- [SOURCE PASSAGE]
• • • •

I shot this with the Canon T3 and Televue TV-85 combo. I used one minute sub-images at ISO 800 and that was about max for the skies I was under. I’m sure people with darker skies got better results. However, I think being able to pull anything out of the skies at this location is great. LP was bad and I had terrible gradients to deal with in post-processing, but I managed. 🙂
I also did a quick star-streaks version that seems to show a longer tail. Not sure, since there were some dust doughnuts left over from an apparently bad batch of flats I used and I had to clone them out. These aberrations were in the tail area, so it could be some remnant of that.
One thing I’ve found out with using electronically assisted methods to view dim objects in bad LP conditions is this: Live stacking generally improves things, but only at first. If you want something as dim as Comet 41P to show any more than just the inner coma, you have to stack with lots more subs using more advanced stacking methods than just average and additive.
So, I shot 103 subs-images, along with 30 darks and about 30 bias images for this object. I brought them into IRIS and used only the first 60 because that is all I could get to align. The usual methods of aligning based on the drift per hour in x and y coordinates doesn’t work if the sub-images are not timestamped. This is another deficiency in the low-end capture and stacking program, RisingSky (ToupSky.) Not sure if SharpCap has the same issues.
Anyway, at least I was able to obtain a basic image and considering the conditions, it is not too bad. Compare this to my previous effort with the Aptina AR0130 sensor. This would probably work lots better at a dark sky site. But, I don’t know if I would waste time on shooting with the RT224 when I could use the Canon T3, which is more sensitive when it comes to comets and captures a much larger field of view.
The target of choice, if it is available, is always M42 when you have some new astrophotography gear to try. I went after it as my first object of the night for this session. I missed it the previous night which was first light for the new RisingTech Sony IMX224 camera because my mount was being a pain when trying to get it aligned and pointing accurately.
This was captured in the RisingTech (RT) version of ToupSky, the software that comes with all ToupTek cameras. RT has it re-branded and calls it RisingSky. lol. I installed it, even though I already had ToupSky installed.
One thing it has that the regular download of ToupSky doesn’t have is Live Stack. It is similar to what SharpCap does and the main reason why I was using that program instead of ToupSky when I imaged with the ToupTek Aptina AR0130 camera.

• • • •

- [RECORDS PROVIDED]
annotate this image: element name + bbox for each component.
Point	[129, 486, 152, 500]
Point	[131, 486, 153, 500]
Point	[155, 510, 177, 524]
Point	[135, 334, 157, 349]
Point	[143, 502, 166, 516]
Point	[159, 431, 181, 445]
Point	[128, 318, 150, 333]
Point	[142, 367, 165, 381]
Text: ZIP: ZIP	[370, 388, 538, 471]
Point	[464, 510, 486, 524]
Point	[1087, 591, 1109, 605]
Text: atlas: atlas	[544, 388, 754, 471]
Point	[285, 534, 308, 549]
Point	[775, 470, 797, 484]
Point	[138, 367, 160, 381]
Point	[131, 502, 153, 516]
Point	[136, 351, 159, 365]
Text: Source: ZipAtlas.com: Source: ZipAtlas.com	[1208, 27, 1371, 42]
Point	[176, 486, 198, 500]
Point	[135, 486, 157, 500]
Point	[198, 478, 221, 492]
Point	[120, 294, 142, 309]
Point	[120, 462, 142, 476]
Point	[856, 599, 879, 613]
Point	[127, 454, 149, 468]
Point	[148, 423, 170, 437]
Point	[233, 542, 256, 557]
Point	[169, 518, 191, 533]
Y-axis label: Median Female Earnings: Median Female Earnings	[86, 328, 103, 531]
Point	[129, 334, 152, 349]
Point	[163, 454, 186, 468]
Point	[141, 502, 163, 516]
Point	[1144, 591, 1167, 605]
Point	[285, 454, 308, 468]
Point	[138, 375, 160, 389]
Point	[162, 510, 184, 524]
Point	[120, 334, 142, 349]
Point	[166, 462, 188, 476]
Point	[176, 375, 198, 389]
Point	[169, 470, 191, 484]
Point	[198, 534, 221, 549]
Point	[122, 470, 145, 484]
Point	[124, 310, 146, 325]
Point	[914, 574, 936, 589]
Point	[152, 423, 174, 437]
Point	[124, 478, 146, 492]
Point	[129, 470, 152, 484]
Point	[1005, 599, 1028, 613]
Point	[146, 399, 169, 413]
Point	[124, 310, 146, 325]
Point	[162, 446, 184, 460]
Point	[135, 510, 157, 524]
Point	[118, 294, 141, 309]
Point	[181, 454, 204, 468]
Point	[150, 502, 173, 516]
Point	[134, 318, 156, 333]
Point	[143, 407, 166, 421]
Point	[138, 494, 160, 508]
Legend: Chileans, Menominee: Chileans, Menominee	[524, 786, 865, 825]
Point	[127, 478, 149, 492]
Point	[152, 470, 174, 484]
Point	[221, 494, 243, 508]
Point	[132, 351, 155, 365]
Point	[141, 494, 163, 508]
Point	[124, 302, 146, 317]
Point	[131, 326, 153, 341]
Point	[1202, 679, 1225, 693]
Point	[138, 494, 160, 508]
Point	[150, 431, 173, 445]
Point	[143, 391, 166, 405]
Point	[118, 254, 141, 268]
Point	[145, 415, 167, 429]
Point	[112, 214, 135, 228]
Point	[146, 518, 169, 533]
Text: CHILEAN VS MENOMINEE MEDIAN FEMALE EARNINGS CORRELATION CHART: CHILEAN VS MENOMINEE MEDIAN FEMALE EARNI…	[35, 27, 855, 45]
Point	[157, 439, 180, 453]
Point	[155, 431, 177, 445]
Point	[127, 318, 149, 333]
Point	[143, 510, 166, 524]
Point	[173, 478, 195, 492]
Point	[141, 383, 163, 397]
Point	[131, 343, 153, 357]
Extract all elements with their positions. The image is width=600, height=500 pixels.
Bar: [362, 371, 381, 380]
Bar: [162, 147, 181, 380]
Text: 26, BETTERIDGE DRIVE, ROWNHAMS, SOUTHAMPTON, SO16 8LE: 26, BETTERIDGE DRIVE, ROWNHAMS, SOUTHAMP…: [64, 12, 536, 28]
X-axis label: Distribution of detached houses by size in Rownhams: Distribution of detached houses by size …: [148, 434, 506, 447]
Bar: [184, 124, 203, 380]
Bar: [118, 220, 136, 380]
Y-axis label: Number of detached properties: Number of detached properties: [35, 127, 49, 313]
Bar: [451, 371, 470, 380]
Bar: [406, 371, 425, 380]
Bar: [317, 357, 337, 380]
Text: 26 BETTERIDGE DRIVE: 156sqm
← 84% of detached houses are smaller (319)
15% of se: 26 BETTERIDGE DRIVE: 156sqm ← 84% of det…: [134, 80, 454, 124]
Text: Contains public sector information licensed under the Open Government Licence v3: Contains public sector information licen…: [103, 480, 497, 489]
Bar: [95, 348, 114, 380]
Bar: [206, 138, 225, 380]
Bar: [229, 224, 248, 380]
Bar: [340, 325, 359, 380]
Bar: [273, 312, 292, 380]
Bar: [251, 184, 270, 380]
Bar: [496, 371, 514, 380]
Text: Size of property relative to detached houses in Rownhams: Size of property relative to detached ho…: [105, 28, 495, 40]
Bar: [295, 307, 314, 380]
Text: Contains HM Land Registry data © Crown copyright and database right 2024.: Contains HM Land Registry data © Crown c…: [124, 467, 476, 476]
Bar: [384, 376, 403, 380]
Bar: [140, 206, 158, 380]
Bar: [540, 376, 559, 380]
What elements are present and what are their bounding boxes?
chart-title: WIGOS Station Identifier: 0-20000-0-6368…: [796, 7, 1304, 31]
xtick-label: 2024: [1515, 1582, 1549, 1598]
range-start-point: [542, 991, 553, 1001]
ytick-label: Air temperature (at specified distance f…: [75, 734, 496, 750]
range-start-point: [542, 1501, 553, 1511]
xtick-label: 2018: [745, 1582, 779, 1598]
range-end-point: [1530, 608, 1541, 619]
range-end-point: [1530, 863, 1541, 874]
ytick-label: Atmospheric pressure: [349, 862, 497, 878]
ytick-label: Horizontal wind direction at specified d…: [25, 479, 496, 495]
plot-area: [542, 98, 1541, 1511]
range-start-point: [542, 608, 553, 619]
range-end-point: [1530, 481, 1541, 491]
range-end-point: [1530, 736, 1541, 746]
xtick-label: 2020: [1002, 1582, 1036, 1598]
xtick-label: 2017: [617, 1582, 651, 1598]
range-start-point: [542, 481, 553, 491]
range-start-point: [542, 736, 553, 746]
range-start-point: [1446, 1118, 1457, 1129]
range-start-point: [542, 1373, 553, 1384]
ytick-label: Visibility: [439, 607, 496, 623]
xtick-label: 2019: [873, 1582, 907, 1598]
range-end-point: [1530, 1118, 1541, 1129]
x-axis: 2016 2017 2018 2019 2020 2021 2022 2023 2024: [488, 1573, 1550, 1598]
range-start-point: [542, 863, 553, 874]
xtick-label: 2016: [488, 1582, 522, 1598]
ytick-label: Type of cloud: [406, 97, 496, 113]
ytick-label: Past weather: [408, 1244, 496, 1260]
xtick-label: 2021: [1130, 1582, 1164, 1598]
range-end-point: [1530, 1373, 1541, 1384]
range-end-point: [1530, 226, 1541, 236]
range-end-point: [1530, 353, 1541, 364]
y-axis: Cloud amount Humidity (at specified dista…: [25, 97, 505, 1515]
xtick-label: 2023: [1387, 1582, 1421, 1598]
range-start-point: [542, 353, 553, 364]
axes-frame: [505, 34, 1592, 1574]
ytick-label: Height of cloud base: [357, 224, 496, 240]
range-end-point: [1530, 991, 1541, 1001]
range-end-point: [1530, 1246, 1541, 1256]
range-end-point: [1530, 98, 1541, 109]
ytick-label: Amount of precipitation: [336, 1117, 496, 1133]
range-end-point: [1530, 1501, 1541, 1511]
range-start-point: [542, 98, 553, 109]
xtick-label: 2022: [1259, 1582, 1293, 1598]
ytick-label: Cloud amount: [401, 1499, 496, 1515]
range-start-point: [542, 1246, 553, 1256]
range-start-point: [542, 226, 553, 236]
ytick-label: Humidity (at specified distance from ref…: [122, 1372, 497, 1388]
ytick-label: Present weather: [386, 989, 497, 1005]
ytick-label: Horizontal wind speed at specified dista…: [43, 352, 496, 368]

• • • •

- [ACTIVITY 1] According to the astrophotography notes, how many sub-images were actually used in IRIS, and why?
- [ACTIVITY 2] In the astrophotography notes, reproduce the stretch from "This was captured" through "Aptina AR0130 camera.", switching "Live Stack" to "Live Stacking".
- [ACTIVITY 3] Condense the paragraph of the astrophotography notes beginning "So, I shot 103 subs-images" into a short list that keeps its main facts.

- [ANSWER SPACE 1] Only the first 60, because those were all that could be aligned.

- [ANSWER SPACE 2]
This was captured in the RisingTech (RT) version of ToupSky, the software that comes with all ToupTek cameras. RT has it re-branded and calls it RisingSky. lol. I installed it, even though I already had ToupSky installed.
One thing it has that the regular download of ToupSky doesn’t have is Live Stacking. It is similar to what SharpCap does and the main reason why I was using that program instead of ToupSky when I imaged with the ToupTek Aptina AR0130 camera.

- [ANSWER SPACE 3]
- The session captured 103 sub-images, 30 darks, and about 30 bias frames.
- Only the first 60 sub-images could be aligned in IRIS, so only those were used.
- Alignment based on drift per hour in x and y fails when sub-images lack timestamps.
- This is another shortcoming of the low-end capture and stacking program RisingSky (ToupSky). It is unclear whether SharpCap has the same problem.